PROBLEM TO SOLVE: Transcribe all of the records precisely as they are presented.

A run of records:
* BEGIN *

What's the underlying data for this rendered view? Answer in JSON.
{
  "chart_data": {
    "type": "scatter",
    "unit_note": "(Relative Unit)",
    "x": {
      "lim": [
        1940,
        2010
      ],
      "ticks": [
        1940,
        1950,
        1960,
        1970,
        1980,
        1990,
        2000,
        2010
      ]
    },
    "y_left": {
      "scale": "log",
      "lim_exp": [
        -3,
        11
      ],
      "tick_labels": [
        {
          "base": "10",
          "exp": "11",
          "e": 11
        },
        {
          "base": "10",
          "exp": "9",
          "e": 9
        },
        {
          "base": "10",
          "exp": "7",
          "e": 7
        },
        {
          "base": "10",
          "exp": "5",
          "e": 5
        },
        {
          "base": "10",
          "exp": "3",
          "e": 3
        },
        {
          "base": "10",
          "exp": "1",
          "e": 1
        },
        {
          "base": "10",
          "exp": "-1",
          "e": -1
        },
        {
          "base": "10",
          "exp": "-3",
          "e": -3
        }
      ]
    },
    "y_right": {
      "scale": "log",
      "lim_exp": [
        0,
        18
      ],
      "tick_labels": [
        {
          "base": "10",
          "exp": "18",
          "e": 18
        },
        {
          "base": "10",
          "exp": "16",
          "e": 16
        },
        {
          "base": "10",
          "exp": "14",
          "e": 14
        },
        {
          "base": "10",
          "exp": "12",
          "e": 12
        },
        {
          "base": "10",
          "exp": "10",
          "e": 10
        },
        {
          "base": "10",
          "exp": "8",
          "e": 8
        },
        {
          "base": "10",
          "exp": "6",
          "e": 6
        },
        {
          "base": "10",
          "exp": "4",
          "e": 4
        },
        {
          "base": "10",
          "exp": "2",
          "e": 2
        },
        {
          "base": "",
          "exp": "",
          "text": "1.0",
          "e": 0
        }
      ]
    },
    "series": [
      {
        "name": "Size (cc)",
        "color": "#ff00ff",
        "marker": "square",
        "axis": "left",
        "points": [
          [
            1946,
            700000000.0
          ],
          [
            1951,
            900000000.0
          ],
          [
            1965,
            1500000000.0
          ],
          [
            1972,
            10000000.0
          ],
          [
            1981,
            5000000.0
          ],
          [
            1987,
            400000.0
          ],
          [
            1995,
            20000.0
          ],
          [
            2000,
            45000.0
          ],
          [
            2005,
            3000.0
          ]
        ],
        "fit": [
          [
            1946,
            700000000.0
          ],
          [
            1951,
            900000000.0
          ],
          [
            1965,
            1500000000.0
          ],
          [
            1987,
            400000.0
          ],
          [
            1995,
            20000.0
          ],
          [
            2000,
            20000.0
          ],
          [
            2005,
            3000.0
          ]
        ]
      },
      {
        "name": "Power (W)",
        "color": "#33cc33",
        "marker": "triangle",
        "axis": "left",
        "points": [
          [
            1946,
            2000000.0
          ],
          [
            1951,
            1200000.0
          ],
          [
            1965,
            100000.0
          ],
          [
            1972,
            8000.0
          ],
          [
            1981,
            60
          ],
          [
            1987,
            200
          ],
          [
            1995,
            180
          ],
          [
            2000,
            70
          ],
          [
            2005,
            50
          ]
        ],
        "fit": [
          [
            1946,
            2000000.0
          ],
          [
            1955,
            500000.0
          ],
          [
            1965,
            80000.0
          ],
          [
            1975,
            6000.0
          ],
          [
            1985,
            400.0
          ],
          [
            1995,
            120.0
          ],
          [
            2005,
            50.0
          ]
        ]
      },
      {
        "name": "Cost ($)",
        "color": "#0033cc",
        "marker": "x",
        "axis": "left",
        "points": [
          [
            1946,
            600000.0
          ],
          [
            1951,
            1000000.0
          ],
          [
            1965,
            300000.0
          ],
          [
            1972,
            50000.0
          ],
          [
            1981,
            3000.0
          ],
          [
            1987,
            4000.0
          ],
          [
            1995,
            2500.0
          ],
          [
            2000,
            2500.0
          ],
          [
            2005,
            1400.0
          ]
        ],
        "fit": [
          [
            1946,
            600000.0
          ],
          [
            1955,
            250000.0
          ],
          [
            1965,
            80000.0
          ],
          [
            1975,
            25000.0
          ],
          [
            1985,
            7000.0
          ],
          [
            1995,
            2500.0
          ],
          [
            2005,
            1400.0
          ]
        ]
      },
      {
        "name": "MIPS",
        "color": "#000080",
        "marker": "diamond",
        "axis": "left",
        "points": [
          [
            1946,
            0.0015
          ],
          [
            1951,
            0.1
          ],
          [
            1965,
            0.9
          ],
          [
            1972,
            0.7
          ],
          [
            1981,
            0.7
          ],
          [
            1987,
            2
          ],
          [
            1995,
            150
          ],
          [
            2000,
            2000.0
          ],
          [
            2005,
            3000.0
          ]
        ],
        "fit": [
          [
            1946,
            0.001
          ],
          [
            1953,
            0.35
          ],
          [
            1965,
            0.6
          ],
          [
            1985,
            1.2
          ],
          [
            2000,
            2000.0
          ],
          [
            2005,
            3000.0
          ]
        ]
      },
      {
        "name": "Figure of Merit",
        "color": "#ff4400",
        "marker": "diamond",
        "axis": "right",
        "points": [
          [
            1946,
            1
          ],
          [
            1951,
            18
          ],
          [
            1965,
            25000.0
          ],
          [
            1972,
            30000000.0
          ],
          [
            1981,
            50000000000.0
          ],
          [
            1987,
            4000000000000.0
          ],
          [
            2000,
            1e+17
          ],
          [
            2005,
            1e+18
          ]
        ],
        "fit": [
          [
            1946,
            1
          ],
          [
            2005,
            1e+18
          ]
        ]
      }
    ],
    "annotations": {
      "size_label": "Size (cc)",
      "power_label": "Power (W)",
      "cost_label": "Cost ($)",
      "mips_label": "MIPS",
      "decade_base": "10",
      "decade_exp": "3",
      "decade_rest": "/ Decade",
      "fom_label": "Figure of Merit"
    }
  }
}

* END *

REPLY:
What's the underlying data for this rendered view? Answer in JSON.
{
  "chart_data": {
    "type": "scatter",
    "unit_note": "(Relative Unit)",
    "x": {
      "lim": [
        1940,
        2010
      ],
      "ticks": [
        1940,
        1950,
        1960,
        1970,
        1980,
        1990,
        2000,
        2010
      ]
    },
    "y_left": {
      "scale": "log",
      "lim_exp": [
        -3,
        11
      ],
      "tick_labels": [
        {
          "base": "10",
          "exp": "11",
          "e": 11
        },
        {
          "base": "10",
          "exp": "9",
          "e": 9
        },
        {
          "base": "10",
          "exp": "7",
          "e": 7
        },
        {
          "base": "10",
          "exp": "5",
          "e": 5
        },
        {
          "base": "10",
          "exp": "3",
          "e": 3
        },
        {
          "base": "10",
          "exp": "1",
          "e": 1
        },
        {
          "base": "10",
          "exp": "-1",
          "e": -1
        },
        {
          "base": "10",
          "exp": "-3",
          "e": -3
        }
      ]
    },
    "y_right": {
      "scale": "log",
      "lim_exp": [
        0,
        18
      ],
      "tick_labels": [
        {
          "base": "10",
          "exp": "18",
          "e": 18
        },
        {
          "base": "10",
          "exp": "16",
          "e": 16
        },
        {
          "base": "10",
          "exp": "14",
          "e": 14
        },
        {
          "base": "10",
          "exp": "12",
          "e": 12
        },
        {
          "base": "10",
          "exp": "10",
          "e": 10
        },
        {
          "base": "10",
          "exp": "8",
          "e": 8
        },
        {
          "base": "10",
          "exp": "6",
          "e": 6
        },
        {
          "base": "10",
          "exp": "4",
          "e": 4
        },
        {
          "base": "10",
          "exp": "2",
          "e": 2
        },
        {
          "base": "",
          "exp": "",
          "text": "1.0",
          "e": 0
        }
      ]
    },
    "series": [
      {
        "name": "Size (cc)",
        "color": "#ff00ff",
        "marker": "square",
        "axis": "left",
        "points": [
          [
            1946,
            700000000.0
          ],
          [
            1951,
            900000000.0
          ],
          [
            1965,
            1500000000.0
          ],
          [
            1972,
            10000000.0
          ],
          [
            1981,
            5000000.0
          ],
          [
            1987,
            400000.0
          ],
          [
            1995,
            20000.0
          ],
          [
            2000,
            45000.0
          ],
          [
            2005,
            3000.0
          ]
        ],
        "fit": [
          [
            1946,
            700000000.0
          ],
          [
            1951,
            900000000.0
          ],
          [
            1965,
            1500000000.0
          ],
          [
            1987,
            400000.0
          ],
          [
            1995,
            20000.0
          ],
          [
            2000,
            20000.0
          ],
          [
            2005,
            3000.0
          ]
        ]
      },
      {
        "name": "Power (W)",
        "color": "#33cc33",
        "marker": "triangle",
        "axis": "left",
        "points": [
          [
            1946,
            2000000.0
          ],
          [
            1951,
            1200000.0
          ],
          [
            1965,
            100000.0
          ],
          [
            1972,
            8000.0
          ],
          [
            1981,
            60
          ],
          [
            1987,
            200
          ],
          [
            1995,
            180
          ],
          [
            2000,
            70
          ],
          [
            2005,
            50
          ]
        ],
        "fit": [
          [
            1946,
            2000000.0
          ],
          [
            1955,
            500000.0
          ],
          [
            1965,
            80000.0
          ],
          [
            1975,
            6000.0
          ],
          [
            1985,
            400.0
          ],
          [
            1995,
            120.0
          ],
          [
            2005,
            50.0
          ]
        ]
      },
      {
        "name": "Cost ($)",
        "color": "#0033cc",
        "marker": "x",
        "axis": "left",
        "points": [
          [
            1946,
            600000.0
          ],
          [
            1951,
            1000000.0
          ],
          [
            1965,
            300000.0
          ],
          [
            1972,
            50000.0
          ],
          [
            1981,
            3000.0
          ],
          [
            1987,
            4000.0
          ],
          [
            1995,
            2500.0
          ],
          [
            2000,
            2500.0
          ],
          [
            2005,
            1400.0
          ]
        ],
        "fit": [
          [
            1946,
            600000.0
          ],
          [
            1955,
            250000.0
          ],
          [
            1965,
            80000.0
          ],
          [
            1975,
            25000.0
          ],
          [
            1985,
            7000.0
          ],
          [
            1995,
            2500.0
          ],
          [
            2005,
            1400.0
          ]
        ]
      },
      {
        "name": "MIPS",
        "color": "#000080",
        "marker": "diamond",
        "axis": "left",
        "points": [
          [
            1946,
            0.0015
          ],
          [
            1951,
            0.1
          ],
          [
            1965,
            0.9
          ],
          [
            1972,
            0.7
          ],
          [
            1981,
            0.7
          ],
          [
            1987,
            2
          ],
          [
            1995,
            150
          ],
          [
            2000,
            2000.0
          ],
          [
            2005,
            3000.0
          ]
        ],
        "fit": [
          [
            1946,
            0.001
          ],
          [
            1953,
            0.35
          ],
          [
            1965,
            0.6
          ],
          [
            1985,
            1.2
          ],
          [
            2000,
            2000.0
          ],
          [
            2005,
            3000.0
          ]
        ]
      },
      {
        "name": "Figure of Merit",
        "color": "#ff4400",
        "marker": "diamond",
        "axis": "right",
        "points": [
          [
            1946,
            1
          ],
          [
            1951,
            18
          ],
          [
            1965,
            25000.0
          ],
          [
            1972,
            30000000.0
          ],
          [
            1981,
            50000000000.0
          ],
          [
            1987,
            4000000000000.0
          ],
          [
            2000,
            1e+17
          ],
          [
            2005,
            1e+18
          ]
        ],
        "fit": [
          [
            1946,
            1
          ],
          [
            2005,
            1e+18
          ]
        ]
      }
    ],
    "annotations": {
      "size_label": "Size (cc)",
      "power_label": "Power (W)",
      "cost_label": "Cost ($)",
      "mips_label": "MIPS",
      "decade_base": "10",
      "decade_exp": "3",
      "decade_rest": "/ Decade",
      "fom_label": "Figure of Merit"
    }
  }
}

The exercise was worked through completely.